## Your objective:
Reproduce the records below in their entirety, character for character.

+++ Records supplied +++

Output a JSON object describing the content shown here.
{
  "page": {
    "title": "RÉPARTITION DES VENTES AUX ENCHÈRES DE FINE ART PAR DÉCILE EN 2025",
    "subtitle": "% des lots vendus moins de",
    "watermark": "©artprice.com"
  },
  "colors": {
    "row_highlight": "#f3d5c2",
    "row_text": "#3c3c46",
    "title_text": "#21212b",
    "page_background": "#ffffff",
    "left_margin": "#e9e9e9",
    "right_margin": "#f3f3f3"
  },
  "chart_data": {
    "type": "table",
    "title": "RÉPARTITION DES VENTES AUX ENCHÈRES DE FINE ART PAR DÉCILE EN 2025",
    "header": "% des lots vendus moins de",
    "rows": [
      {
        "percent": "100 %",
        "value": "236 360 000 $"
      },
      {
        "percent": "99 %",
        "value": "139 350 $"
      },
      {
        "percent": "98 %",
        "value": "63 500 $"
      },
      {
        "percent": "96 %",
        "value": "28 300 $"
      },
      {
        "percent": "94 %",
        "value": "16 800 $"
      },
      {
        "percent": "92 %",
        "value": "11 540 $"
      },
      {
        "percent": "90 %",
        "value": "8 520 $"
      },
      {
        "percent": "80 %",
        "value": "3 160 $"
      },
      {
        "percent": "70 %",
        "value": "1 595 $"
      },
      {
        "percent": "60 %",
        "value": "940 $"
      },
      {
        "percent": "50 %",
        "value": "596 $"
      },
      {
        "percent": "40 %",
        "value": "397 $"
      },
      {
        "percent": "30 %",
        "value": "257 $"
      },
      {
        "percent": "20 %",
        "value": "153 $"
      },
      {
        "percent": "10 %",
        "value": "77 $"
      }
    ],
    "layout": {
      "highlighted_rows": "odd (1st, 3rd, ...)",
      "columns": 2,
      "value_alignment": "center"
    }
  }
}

+++

## Output for this exercise:
Output a JSON object describing the content shown here.
{
  "page": {
    "title": "RÉPARTITION DES VENTES AUX ENCHÈRES DE FINE ART PAR DÉCILE EN 2025",
    "subtitle": "% des lots vendus moins de",
    "watermark": "©artprice.com"
  },
  "colors": {
    "row_highlight": "#f3d5c2",
    "row_text": "#3c3c46",
    "title_text": "#21212b",
    "page_background": "#ffffff",
    "left_margin": "#e9e9e9",
    "right_margin": "#f3f3f3"
  },
  "chart_data": {
    "type": "table",
    "title": "RÉPARTITION DES VENTES AUX ENCHÈRES DE FINE ART PAR DÉCILE EN 2025",
    "header": "% des lots vendus moins de",
    "rows": [
      {
        "percent": "100 %",
        "value": "236 360 000 $"
      },
      {
        "percent": "99 %",
        "value": "139 350 $"
      },
      {
        "percent": "98 %",
        "value": "63 500 $"
      },
      {
        "percent": "96 %",
        "value": "28 300 $"
      },
      {
        "percent": "94 %",
        "value": "16 800 $"
      },
      {
        "percent": "92 %",
        "value": "11 540 $"
      },
      {
        "percent": "90 %",
        "value": "8 520 $"
      },
      {
        "percent": "80 %",
        "value": "3 160 $"
      },
      {
        "percent": "70 %",
        "value": "1 595 $"
      },
      {
        "percent": "60 %",
        "value": "940 $"
      },
      {
        "percent": "50 %",
        "value": "596 $"
      },
      {
        "percent": "40 %",
        "value": "397 $"
      },
      {
        "percent": "30 %",
        "value": "257 $"
      },
      {
        "percent": "20 %",
        "value": "153 $"
      },
      {
        "percent": "10 %",
        "value": "77 $"
      }
    ],
    "layout": {
      "highlighted_rows": "odd (1st, 3rd, ...)",
      "columns": 2,
      "value_alignment": "center"
    }
  }
}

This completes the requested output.